WHAT IS EXPECTED |
Transcribe all of the material exactly. Any picture in it should be left out.

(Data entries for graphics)
****************

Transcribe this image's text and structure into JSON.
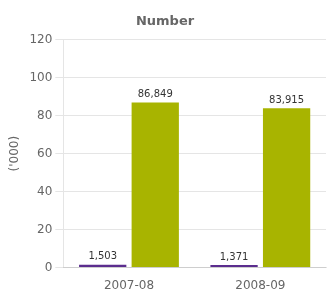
{
  "chart_data": {
    "type": "bar",
    "title": "Number",
    "y_label": "('000)",
    "categories": [
      "2007-08",
      "2008-09"
    ],
    "series": [
      {
        "color": "#5b2d8e",
        "values": [
          1.503,
          1.371
        ],
        "value_labels": [
          "1,503",
          "1,371"
        ]
      },
      {
        "color": "#a8b400",
        "values": [
          86.849,
          83.915
        ],
        "value_labels": [
          "86,849",
          "83,915"
        ]
      }
    ],
    "ylim": [
      0,
      120
    ],
    "yticks": [
      0,
      20,
      40,
      60,
      80,
      100,
      120
    ],
    "grid": "y",
    "data_labels": true
  }
}
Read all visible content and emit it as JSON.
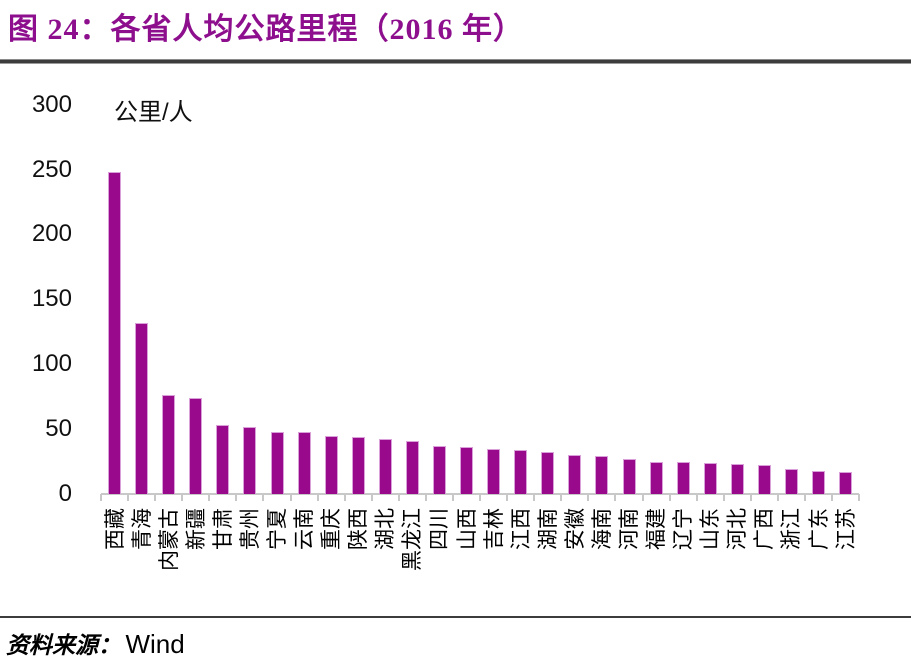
{
  "title": "图 24：各省人均公路里程（2016 年）",
  "footer": {
    "source_label": "资料来源：",
    "source_value": "Wind"
  },
  "colors": {
    "title_purple": "#8d0f8d",
    "bar_fill": "#99098c",
    "bar_border": "#d9a0d9",
    "axis_gray": "#c8c8c8",
    "rule_dark": "#3c3c3c"
  },
  "chart_data": {
    "type": "bar",
    "title": "图 24：各省人均公路里程（2016 年）",
    "unit_label": "公里/人",
    "xlabel": "",
    "ylabel": "公里/人",
    "ylim": [
      0,
      300
    ],
    "yticks": [
      0,
      50,
      100,
      150,
      200,
      250,
      300
    ],
    "grid": false,
    "legend": "none",
    "categories": [
      "西藏",
      "青海",
      "内蒙古",
      "新疆",
      "甘肃",
      "贵州",
      "宁夏",
      "云南",
      "重庆",
      "陕西",
      "湖北",
      "黑龙江",
      "四川",
      "山西",
      "吉林",
      "江西",
      "湖南",
      "安徽",
      "海南",
      "河南",
      "福建",
      "辽宁",
      "山东",
      "河北",
      "广西",
      "浙江",
      "广东",
      "江苏"
    ],
    "values": [
      248,
      132,
      76,
      74,
      53,
      52,
      48,
      48,
      45,
      44,
      42,
      41,
      37,
      36,
      35,
      34,
      32,
      30,
      29,
      27,
      25,
      25,
      24,
      23,
      22,
      19,
      18,
      17
    ]
  }
}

****************

EXERCISE RESPONSE |
Transcribe this image's text and structure into JSON.
{
  "chart_data": {
    "type": "bar",
    "title": "Number",
    "y_label": "('000)",
    "categories": [
      "2007-08",
      "2008-09"
    ],
    "series": [
      {
        "color": "#5b2d8e",
        "values": [
          1.503,
          1.371
        ],
        "value_labels": [
          "1,503",
          "1,371"
        ]
      },
      {
        "color": "#a8b400",
        "values": [
          86.849,
          83.915
        ],
        "value_labels": [
          "86,849",
          "83,915"
        ]
      }
    ],
    "ylim": [
      0,
      120
    ],
    "yticks": [
      0,
      20,
      40,
      60,
      80,
      100,
      120
    ],
    "grid": "y",
    "data_labels": true
  }
}
Read all visible content and emit it as JSON.
{
  "title": "图 24：各省人均公路里程（2016 年）",
  "footer": {
    "source_label": "资料来源：",
    "source_value": "Wind"
  },
  "colors": {
    "title_purple": "#8d0f8d",
    "bar_fill": "#99098c",
    "bar_border": "#d9a0d9",
    "axis_gray": "#c8c8c8",
    "rule_dark": "#3c3c3c"
  },
  "chart_data": {
    "type": "bar",
    "title": "图 24：各省人均公路里程（2016 年）",
    "unit_label": "公里/人",
    "xlabel": "",
    "ylabel": "公里/人",
    "ylim": [
      0,
      300
    ],
    "yticks": [
      0,
      50,
      100,
      150,
      200,
      250,
      300
    ],
    "grid": false,
    "legend": "none",
    "categories": [
      "西藏",
      "青海",
      "内蒙古",
      "新疆",
      "甘肃",
      "贵州",
      "宁夏",
      "云南",
      "重庆",
      "陕西",
      "湖北",
      "黑龙江",
      "四川",
      "山西",
      "吉林",
      "江西",
      "湖南",
      "安徽",
      "海南",
      "河南",
      "福建",
      "辽宁",
      "山东",
      "河北",
      "广西",
      "浙江",
      "广东",
      "江苏"
    ],
    "values": [
      248,
      132,
      76,
      74,
      53,
      52,
      48,
      48,
      45,
      44,
      42,
      41,
      37,
      36,
      35,
      34,
      32,
      30,
      29,
      27,
      25,
      25,
      24,
      23,
      22,
      19,
      18,
      17
    ]
  }
}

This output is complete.